Stated problem
Reproduce the data below in full and exclude every picture.

------------------------------------

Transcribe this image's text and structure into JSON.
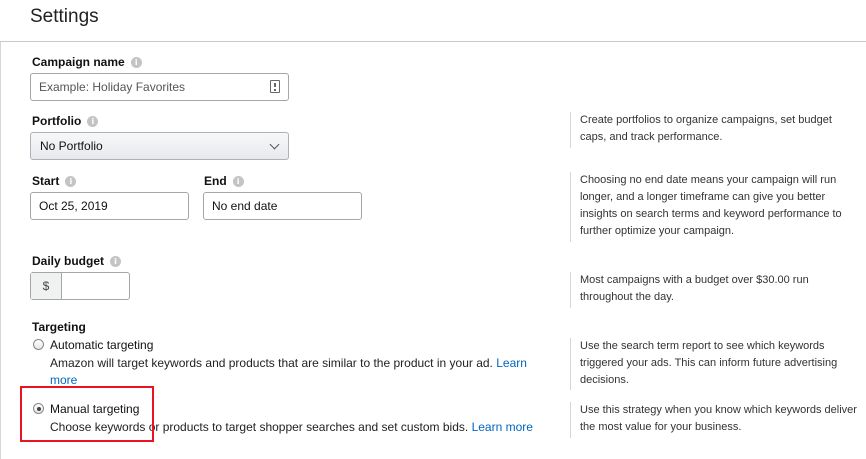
{
  "header": {
    "title": "Settings"
  },
  "campaign_name": {
    "label": "Campaign name",
    "placeholder": "Example: Holiday Favorites"
  },
  "portfolio": {
    "label": "Portfolio",
    "selected": "No Portfolio",
    "help": "Create portfolios to organize campaigns, set budget caps, and track performance."
  },
  "dates": {
    "start_label": "Start",
    "start_value": "Oct 25, 2019",
    "end_label": "End",
    "end_value": "No end date",
    "help": "Choosing no end date means your campaign will run longer, and a longer timeframe can give you better insights on search terms and keyword performance to further optimize your campaign."
  },
  "budget": {
    "label": "Daily budget",
    "currency": "$",
    "value": "",
    "help": "Most campaigns with a budget over $30.00 run throughout the day."
  },
  "targeting": {
    "label": "Targeting",
    "options": [
      {
        "title": "Automatic targeting",
        "desc": "Amazon will target keywords and products that are similar to the product in your ad.",
        "link": "Learn more",
        "checked": false,
        "help": "Use the search term report to see which keywords triggered your ads. This can inform future advertising decisions."
      },
      {
        "title": "Manual targeting",
        "desc": "Choose keywords or products to target shopper searches and set custom bids.",
        "link": "Learn more",
        "checked": true,
        "help": "Use this strategy when you know which keywords deliver the most value for your business."
      }
    ]
  },
  "colors": {
    "link": "#0066c0",
    "highlight": "#e8141f"
  }
}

------------------------------------

Response for this exercise
Transcribe this image's text and structure into JSON.
{
  "header": {
    "title": "Settings"
  },
  "campaign_name": {
    "label": "Campaign name",
    "placeholder": "Example: Holiday Favorites"
  },
  "portfolio": {
    "label": "Portfolio",
    "selected": "No Portfolio",
    "help": "Create portfolios to organize campaigns, set budget caps, and track performance."
  },
  "dates": {
    "start_label": "Start",
    "start_value": "Oct 25, 2019",
    "end_label": "End",
    "end_value": "No end date",
    "help": "Choosing no end date means your campaign will run longer, and a longer timeframe can give you better insights on search terms and keyword performance to further optimize your campaign."
  },
  "budget": {
    "label": "Daily budget",
    "currency": "$",
    "value": "",
    "help": "Most campaigns with a budget over $30.00 run throughout the day."
  },
  "targeting": {
    "label": "Targeting",
    "options": [
      {
        "title": "Automatic targeting",
        "desc": "Amazon will target keywords and products that are similar to the product in your ad.",
        "link": "Learn more",
        "checked": false,
        "help": "Use the search term report to see which keywords triggered your ads. This can inform future advertising decisions."
      },
      {
        "title": "Manual targeting",
        "desc": "Choose keywords or products to target shopper searches and set custom bids.",
        "link": "Learn more",
        "checked": true,
        "help": "Use this strategy when you know which keywords deliver the most value for your business."
      }
    ]
  },
  "colors": {
    "link": "#0066c0",
    "highlight": "#e8141f"
  }
}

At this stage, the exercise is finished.